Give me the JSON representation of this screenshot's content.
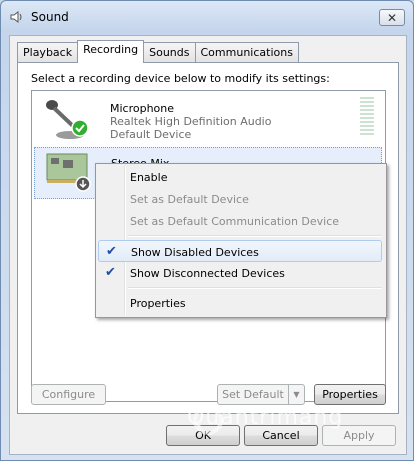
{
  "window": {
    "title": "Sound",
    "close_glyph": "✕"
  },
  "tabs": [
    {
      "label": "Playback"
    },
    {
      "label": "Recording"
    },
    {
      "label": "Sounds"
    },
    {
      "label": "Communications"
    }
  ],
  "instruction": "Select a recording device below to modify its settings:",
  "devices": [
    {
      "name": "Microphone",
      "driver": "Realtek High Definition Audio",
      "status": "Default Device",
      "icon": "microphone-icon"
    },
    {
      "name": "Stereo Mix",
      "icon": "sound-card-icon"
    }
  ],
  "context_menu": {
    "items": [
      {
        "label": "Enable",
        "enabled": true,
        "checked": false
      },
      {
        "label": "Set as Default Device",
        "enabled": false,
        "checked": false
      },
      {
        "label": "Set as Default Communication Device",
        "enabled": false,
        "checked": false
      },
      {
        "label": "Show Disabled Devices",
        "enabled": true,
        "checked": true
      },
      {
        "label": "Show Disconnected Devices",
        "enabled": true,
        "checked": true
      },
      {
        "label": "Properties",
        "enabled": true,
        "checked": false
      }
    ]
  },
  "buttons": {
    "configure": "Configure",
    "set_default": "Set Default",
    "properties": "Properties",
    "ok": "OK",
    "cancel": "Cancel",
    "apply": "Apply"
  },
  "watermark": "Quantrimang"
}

————

• [EXERCISE OBJECTIVE]
Retype each line of the listing above word for word. Exclude the pictures.

• [SOLUTION TO THE EXERCISE]
Give me the JSON representation of this screenshot's content.
{
  "window": {
    "title": "Sound",
    "close_glyph": "✕"
  },
  "tabs": [
    {
      "label": "Playback"
    },
    {
      "label": "Recording"
    },
    {
      "label": "Sounds"
    },
    {
      "label": "Communications"
    }
  ],
  "instruction": "Select a recording device below to modify its settings:",
  "devices": [
    {
      "name": "Microphone",
      "driver": "Realtek High Definition Audio",
      "status": "Default Device",
      "icon": "microphone-icon"
    },
    {
      "name": "Stereo Mix",
      "icon": "sound-card-icon"
    }
  ],
  "context_menu": {
    "items": [
      {
        "label": "Enable",
        "enabled": true,
        "checked": false
      },
      {
        "label": "Set as Default Device",
        "enabled": false,
        "checked": false
      },
      {
        "label": "Set as Default Communication Device",
        "enabled": false,
        "checked": false
      },
      {
        "label": "Show Disabled Devices",
        "enabled": true,
        "checked": true
      },
      {
        "label": "Show Disconnected Devices",
        "enabled": true,
        "checked": true
      },
      {
        "label": "Properties",
        "enabled": true,
        "checked": false
      }
    ]
  },
  "buttons": {
    "configure": "Configure",
    "set_default": "Set Default",
    "properties": "Properties",
    "ok": "OK",
    "cancel": "Cancel",
    "apply": "Apply"
  },
  "watermark": "Quantrimang"
}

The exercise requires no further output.